Given instruction:
For the data that follows, report how many lines contain the word "structured", and nothing else.
— START Input for this task —
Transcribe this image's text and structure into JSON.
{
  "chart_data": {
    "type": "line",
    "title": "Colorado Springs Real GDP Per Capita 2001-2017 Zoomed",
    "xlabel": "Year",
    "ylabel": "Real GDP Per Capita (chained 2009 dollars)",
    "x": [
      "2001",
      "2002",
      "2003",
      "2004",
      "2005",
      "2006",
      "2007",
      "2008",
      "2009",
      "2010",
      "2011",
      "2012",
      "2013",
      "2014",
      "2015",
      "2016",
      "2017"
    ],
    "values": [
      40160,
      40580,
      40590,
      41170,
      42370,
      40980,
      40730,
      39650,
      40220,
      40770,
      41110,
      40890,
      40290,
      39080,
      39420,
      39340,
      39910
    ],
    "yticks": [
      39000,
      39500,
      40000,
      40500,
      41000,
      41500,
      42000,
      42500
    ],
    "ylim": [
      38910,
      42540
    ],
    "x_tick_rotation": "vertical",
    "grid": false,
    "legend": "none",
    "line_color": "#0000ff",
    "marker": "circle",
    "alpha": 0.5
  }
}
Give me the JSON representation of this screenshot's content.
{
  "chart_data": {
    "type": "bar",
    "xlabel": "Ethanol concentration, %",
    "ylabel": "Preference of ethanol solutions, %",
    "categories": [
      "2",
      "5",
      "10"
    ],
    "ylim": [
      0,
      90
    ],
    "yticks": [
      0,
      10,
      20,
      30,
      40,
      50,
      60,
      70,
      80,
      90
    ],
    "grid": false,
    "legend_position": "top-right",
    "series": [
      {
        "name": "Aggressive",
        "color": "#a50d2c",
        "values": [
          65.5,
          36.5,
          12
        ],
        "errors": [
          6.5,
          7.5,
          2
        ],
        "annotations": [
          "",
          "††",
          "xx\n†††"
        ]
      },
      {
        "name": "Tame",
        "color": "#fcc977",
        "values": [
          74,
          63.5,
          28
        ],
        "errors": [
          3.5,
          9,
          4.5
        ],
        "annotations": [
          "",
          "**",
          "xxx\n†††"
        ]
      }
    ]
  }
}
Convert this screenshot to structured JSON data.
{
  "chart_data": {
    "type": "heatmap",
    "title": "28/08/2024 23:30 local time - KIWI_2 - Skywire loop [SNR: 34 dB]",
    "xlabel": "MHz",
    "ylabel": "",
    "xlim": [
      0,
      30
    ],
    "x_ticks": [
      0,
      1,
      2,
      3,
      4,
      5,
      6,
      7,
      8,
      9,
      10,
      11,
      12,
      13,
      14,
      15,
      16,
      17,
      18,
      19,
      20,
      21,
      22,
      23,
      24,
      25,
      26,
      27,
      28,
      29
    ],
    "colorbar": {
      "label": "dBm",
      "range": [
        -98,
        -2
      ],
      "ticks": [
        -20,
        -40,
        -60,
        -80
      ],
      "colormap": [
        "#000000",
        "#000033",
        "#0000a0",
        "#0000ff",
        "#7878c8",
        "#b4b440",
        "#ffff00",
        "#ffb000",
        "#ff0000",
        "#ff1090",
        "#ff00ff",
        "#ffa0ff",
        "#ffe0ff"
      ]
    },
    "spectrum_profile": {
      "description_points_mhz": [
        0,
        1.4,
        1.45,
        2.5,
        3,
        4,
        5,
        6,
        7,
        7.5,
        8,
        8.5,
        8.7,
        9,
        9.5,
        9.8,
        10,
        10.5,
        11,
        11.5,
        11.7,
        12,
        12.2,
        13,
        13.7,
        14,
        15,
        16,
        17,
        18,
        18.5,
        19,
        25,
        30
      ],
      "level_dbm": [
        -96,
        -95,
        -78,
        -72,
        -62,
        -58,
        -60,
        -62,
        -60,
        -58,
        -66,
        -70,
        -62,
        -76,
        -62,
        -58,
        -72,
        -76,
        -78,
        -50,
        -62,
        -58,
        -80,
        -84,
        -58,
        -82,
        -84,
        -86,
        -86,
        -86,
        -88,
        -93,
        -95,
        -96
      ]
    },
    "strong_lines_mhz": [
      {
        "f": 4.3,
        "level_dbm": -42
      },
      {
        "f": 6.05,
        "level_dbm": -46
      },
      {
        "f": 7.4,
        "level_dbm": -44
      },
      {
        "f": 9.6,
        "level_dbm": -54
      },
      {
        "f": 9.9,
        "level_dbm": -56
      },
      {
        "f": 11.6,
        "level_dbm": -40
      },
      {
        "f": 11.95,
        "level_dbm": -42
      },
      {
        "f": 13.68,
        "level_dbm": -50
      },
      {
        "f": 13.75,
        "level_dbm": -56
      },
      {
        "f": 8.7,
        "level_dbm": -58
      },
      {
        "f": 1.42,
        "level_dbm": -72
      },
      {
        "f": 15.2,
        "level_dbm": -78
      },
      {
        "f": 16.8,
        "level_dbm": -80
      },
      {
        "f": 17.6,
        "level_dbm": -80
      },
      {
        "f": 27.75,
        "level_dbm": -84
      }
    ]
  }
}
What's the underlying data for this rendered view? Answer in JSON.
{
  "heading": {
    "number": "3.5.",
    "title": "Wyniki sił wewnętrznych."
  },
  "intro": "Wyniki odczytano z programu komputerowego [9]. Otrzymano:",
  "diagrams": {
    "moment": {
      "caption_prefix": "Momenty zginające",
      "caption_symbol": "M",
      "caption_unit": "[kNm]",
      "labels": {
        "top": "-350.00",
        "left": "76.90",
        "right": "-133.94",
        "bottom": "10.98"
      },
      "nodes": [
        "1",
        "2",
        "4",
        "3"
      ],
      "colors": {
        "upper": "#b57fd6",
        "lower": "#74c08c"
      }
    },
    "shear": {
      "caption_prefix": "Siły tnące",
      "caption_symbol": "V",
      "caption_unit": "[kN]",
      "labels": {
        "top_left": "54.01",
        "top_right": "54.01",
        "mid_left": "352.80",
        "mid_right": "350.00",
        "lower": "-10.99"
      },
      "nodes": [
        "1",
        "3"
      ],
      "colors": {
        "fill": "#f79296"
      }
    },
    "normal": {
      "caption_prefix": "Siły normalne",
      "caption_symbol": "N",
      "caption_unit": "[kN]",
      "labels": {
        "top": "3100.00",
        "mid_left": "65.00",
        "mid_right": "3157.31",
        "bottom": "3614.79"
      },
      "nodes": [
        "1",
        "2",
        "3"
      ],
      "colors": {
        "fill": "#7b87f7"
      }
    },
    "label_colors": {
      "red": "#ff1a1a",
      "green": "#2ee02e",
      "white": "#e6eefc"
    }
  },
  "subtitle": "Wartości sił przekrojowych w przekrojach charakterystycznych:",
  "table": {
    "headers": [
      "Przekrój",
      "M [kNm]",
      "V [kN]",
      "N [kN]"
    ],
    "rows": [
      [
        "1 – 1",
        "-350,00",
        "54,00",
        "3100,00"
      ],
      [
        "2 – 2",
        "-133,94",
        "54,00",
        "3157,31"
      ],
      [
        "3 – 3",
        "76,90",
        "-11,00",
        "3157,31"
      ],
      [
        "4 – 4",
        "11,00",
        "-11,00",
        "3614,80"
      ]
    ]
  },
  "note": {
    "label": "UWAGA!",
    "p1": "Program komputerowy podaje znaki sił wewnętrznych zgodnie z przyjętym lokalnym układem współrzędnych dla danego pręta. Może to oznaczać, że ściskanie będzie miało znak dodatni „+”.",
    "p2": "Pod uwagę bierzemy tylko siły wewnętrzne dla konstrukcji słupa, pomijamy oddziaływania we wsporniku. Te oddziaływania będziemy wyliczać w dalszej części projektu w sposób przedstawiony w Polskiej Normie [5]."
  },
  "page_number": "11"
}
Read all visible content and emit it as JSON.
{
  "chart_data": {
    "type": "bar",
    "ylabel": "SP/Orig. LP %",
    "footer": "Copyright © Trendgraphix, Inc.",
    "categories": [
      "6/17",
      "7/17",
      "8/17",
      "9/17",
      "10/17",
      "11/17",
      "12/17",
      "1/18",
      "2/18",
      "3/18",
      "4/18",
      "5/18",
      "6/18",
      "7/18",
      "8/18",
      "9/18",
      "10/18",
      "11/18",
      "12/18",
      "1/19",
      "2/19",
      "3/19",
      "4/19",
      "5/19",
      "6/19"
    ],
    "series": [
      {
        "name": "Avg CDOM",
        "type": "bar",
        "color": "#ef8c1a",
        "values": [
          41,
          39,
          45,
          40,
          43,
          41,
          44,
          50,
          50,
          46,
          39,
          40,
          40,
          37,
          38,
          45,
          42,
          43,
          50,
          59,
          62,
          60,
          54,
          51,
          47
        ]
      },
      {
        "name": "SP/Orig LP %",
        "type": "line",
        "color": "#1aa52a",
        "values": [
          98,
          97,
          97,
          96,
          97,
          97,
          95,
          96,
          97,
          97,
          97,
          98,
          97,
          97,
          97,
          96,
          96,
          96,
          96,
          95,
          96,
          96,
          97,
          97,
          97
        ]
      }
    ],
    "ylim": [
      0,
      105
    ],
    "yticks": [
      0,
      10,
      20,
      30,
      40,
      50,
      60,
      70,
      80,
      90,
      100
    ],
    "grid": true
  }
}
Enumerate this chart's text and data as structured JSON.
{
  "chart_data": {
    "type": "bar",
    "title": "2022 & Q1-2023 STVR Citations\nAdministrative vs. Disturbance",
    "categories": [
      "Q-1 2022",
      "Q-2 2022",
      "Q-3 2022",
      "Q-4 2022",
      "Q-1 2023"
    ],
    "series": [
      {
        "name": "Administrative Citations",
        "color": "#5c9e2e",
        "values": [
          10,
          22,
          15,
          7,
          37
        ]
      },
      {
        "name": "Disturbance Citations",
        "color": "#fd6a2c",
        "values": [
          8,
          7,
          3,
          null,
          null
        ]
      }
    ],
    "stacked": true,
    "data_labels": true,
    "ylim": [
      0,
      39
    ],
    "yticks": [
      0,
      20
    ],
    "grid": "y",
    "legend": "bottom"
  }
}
— END Input for this task —
The answer:
2